::: INFORMATION SUPPLIED :::

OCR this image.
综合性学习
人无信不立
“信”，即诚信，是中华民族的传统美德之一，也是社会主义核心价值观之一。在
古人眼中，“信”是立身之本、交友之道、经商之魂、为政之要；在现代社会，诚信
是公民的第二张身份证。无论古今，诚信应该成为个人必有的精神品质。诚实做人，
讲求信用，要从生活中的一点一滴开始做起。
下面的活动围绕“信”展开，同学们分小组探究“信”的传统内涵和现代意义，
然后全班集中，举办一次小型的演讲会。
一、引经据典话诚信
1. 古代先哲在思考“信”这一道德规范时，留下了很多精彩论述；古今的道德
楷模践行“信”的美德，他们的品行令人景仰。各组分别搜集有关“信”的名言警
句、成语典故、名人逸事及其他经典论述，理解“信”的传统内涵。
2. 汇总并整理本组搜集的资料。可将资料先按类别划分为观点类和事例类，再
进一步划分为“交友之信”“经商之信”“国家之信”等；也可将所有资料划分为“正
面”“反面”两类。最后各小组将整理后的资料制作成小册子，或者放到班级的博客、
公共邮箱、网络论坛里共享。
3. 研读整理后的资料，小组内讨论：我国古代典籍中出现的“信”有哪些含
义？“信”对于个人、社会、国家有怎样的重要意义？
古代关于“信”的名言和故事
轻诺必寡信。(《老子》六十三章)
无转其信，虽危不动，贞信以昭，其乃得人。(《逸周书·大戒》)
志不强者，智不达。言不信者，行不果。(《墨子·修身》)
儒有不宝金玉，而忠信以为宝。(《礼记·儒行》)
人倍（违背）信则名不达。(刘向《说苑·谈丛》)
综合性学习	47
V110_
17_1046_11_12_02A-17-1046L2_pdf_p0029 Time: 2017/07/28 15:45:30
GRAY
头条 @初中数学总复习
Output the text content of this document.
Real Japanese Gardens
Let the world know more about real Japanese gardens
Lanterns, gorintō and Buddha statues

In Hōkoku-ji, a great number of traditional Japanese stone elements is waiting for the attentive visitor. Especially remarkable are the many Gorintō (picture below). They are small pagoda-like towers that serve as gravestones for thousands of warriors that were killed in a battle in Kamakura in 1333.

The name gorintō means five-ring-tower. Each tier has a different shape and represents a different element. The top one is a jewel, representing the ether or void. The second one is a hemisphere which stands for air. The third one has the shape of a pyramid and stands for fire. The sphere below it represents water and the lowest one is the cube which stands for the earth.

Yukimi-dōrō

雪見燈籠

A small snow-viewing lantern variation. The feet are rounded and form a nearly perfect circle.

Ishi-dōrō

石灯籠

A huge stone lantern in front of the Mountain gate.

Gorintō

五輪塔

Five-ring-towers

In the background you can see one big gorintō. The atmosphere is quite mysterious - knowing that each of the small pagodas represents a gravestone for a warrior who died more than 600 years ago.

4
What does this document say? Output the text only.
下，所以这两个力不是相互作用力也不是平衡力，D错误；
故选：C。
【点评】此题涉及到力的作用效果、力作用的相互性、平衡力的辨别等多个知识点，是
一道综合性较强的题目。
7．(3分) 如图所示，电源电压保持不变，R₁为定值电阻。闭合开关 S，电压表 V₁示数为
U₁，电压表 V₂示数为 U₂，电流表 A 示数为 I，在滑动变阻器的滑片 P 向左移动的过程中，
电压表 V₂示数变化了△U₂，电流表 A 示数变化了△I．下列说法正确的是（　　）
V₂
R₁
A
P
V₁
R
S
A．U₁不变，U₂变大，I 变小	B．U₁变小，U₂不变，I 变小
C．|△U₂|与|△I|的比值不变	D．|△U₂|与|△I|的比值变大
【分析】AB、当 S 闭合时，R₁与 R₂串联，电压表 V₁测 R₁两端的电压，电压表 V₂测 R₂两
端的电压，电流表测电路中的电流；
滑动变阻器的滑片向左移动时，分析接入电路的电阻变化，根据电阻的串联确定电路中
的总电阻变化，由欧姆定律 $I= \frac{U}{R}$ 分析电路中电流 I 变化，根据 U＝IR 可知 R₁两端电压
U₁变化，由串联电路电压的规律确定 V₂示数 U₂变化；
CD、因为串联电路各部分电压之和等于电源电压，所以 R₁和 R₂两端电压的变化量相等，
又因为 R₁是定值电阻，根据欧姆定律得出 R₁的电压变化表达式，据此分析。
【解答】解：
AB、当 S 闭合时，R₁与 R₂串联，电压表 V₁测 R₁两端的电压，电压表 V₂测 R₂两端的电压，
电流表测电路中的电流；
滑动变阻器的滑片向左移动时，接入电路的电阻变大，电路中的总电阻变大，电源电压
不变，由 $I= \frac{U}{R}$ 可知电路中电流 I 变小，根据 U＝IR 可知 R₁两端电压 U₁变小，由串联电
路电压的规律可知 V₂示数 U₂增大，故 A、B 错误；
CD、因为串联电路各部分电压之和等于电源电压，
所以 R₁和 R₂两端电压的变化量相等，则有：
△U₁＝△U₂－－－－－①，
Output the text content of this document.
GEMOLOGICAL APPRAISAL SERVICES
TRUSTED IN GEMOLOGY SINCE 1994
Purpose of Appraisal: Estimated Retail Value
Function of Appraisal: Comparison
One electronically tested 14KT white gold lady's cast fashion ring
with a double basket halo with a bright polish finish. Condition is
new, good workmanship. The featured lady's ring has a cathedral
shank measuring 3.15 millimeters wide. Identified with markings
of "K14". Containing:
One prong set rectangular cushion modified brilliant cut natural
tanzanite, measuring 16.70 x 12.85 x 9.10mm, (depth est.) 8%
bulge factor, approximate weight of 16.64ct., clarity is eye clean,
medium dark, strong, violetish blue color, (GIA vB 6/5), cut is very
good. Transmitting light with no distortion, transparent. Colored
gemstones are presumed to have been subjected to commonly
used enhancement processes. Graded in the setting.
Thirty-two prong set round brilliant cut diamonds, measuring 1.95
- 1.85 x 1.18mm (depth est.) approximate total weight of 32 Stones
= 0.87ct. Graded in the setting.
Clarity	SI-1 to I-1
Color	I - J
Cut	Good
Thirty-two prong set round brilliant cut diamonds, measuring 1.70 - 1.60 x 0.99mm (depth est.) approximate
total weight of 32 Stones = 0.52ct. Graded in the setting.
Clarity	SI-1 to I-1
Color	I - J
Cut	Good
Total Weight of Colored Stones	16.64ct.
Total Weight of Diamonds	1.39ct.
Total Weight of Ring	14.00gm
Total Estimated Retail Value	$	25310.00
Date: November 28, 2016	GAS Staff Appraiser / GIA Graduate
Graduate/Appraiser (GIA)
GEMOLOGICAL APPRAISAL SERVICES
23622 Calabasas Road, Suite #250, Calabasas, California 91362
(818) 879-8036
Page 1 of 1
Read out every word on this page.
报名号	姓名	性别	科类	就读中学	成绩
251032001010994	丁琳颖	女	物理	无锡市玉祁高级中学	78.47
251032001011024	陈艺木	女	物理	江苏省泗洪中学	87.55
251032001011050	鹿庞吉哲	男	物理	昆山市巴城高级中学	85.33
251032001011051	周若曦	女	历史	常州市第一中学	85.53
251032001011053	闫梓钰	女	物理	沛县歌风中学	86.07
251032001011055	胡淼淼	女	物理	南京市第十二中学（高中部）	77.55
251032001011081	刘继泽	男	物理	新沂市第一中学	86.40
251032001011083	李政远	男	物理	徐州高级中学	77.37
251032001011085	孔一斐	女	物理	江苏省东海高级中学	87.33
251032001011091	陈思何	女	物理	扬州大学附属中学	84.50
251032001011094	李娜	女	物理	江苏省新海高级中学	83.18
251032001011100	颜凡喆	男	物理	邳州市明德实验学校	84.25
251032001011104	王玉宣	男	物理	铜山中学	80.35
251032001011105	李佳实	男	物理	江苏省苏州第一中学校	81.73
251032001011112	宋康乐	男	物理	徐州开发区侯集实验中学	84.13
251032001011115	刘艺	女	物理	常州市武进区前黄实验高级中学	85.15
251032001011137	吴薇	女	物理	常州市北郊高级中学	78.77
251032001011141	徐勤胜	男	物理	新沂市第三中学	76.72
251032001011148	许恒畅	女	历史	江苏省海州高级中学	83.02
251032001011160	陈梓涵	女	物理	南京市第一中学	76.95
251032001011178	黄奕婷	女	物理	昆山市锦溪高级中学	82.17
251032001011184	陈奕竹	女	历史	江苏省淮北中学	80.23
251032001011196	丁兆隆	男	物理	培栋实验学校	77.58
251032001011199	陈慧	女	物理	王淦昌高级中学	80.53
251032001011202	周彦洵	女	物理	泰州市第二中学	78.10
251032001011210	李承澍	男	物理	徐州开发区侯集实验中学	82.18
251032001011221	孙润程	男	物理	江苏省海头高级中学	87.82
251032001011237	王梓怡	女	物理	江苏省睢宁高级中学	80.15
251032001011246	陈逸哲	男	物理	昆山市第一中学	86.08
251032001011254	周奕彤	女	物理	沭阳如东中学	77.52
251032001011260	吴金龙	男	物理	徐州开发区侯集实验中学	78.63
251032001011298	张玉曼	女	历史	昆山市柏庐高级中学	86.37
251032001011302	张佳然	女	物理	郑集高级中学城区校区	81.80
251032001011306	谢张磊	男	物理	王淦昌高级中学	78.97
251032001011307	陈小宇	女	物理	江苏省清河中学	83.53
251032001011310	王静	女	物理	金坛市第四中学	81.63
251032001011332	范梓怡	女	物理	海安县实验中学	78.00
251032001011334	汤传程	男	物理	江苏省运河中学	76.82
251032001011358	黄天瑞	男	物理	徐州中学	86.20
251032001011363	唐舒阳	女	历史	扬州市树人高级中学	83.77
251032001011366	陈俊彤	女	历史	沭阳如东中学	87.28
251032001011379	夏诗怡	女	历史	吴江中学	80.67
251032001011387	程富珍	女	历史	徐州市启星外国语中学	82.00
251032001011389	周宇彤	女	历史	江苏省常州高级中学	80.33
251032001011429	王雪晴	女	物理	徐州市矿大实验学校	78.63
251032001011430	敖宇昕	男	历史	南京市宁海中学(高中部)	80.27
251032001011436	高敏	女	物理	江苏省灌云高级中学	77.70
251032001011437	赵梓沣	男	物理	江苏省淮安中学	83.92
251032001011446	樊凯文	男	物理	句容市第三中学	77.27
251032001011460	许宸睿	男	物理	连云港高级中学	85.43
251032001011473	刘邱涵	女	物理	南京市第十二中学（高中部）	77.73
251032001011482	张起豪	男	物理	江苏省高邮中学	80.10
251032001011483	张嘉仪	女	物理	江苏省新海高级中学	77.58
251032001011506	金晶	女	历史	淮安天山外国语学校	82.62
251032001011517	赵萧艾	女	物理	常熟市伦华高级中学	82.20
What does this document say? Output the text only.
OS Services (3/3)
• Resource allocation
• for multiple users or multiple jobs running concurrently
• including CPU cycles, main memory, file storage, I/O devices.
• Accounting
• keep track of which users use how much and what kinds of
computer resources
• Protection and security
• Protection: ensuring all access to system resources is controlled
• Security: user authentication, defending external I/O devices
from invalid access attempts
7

:::

● **DO THIS**
In the entries above, find each line with the word "brilliant" and show it.

● **EXERCISE OUTPUT**
One prong set rectangular cushion modified brilliant cut natural
Thirty-two prong set round brilliant cut diamonds, measuring 1.95
Thirty-two prong set round brilliant cut diamonds, measuring 1.70 - 1.60 x 0.99mm (depth est.) approximate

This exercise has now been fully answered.